> DO THIS: Report back each line of the records that contains the string "them".
>> start EXERCISE INPUT
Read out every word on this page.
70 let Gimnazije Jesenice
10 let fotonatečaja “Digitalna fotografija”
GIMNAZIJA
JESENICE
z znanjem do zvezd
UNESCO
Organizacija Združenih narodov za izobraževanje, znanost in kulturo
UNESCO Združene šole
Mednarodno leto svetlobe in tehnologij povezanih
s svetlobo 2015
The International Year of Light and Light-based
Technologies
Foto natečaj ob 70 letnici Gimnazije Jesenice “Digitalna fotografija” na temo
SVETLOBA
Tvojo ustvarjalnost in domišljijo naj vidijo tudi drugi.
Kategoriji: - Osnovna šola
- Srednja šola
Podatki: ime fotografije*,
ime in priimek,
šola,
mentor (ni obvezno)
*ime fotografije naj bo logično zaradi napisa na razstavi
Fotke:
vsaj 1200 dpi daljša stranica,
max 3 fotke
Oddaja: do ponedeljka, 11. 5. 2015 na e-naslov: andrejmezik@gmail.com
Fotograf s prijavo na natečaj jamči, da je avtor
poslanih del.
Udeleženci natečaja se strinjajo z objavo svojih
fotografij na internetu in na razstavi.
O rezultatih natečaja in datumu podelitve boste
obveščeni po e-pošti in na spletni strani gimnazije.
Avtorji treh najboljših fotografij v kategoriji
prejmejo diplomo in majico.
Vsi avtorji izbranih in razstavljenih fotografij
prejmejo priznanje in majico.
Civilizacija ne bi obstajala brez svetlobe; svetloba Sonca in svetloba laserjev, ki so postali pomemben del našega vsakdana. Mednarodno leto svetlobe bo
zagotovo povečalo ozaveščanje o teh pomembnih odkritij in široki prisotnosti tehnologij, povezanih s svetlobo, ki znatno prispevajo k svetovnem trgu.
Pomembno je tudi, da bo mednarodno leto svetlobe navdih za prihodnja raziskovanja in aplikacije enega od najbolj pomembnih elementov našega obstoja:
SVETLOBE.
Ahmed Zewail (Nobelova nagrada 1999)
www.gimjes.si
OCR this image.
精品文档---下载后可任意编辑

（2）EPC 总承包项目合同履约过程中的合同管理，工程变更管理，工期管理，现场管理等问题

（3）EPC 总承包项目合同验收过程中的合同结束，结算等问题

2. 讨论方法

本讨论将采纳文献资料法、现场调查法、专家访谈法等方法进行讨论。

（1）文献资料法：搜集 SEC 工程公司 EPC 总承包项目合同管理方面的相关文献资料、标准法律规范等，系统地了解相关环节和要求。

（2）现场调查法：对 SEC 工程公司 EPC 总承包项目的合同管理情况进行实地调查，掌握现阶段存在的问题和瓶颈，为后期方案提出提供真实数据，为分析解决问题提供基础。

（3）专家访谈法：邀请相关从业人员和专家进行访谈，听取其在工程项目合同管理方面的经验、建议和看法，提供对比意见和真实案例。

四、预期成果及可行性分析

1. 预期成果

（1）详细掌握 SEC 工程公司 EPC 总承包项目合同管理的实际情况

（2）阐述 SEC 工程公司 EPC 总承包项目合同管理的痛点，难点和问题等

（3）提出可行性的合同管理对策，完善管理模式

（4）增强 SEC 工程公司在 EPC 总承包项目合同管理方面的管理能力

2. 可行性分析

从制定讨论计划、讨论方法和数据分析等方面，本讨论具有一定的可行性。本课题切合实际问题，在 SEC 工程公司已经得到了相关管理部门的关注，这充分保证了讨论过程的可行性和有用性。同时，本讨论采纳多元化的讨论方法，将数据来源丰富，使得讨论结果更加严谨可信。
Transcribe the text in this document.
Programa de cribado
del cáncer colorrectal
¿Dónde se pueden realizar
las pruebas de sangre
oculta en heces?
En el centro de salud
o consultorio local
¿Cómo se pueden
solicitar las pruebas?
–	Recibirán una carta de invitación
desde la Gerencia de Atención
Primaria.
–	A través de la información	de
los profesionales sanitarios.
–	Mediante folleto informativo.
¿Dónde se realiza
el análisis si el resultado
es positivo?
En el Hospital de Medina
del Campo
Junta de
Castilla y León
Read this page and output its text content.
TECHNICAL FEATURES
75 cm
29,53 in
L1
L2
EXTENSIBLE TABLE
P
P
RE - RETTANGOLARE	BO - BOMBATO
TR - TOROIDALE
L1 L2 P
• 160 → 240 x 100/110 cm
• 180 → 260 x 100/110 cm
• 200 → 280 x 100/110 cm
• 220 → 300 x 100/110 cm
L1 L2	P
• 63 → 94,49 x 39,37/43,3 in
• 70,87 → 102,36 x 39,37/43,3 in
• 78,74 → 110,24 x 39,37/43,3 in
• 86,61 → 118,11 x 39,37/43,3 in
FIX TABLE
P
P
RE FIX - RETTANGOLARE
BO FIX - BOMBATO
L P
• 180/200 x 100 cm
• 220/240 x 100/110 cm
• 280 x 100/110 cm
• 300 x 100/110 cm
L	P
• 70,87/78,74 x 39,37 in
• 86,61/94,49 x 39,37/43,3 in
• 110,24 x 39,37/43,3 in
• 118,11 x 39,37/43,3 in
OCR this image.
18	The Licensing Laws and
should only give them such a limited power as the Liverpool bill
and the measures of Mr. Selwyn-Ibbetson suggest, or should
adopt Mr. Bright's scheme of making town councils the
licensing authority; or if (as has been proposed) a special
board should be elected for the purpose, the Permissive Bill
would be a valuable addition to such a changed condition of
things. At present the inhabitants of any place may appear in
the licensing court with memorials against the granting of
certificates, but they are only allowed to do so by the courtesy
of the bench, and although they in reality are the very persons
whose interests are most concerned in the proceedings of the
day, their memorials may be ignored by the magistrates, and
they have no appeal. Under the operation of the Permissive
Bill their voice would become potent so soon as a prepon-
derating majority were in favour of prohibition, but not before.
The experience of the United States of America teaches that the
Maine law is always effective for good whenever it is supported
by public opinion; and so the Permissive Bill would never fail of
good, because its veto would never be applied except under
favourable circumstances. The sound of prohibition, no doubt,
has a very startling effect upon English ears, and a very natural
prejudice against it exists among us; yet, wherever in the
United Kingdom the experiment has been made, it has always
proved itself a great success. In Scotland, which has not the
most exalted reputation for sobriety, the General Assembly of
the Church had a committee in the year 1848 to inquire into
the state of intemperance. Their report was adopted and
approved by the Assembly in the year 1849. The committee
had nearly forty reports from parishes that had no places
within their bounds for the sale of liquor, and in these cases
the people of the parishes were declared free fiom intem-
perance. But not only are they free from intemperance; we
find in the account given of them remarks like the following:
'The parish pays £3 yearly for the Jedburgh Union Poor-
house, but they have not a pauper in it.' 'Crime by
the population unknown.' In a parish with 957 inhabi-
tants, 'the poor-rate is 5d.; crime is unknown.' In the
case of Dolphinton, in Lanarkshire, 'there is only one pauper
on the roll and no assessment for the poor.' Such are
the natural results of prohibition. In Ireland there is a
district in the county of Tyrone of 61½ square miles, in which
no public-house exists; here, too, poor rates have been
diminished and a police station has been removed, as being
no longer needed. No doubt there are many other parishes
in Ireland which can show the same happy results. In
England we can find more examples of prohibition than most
>> end EXERCISE INPUT
> RESULT OF THIS EXERCISE:
should only give them such a limited power as the Liverpool bill
find in the account given of them remarks like the following:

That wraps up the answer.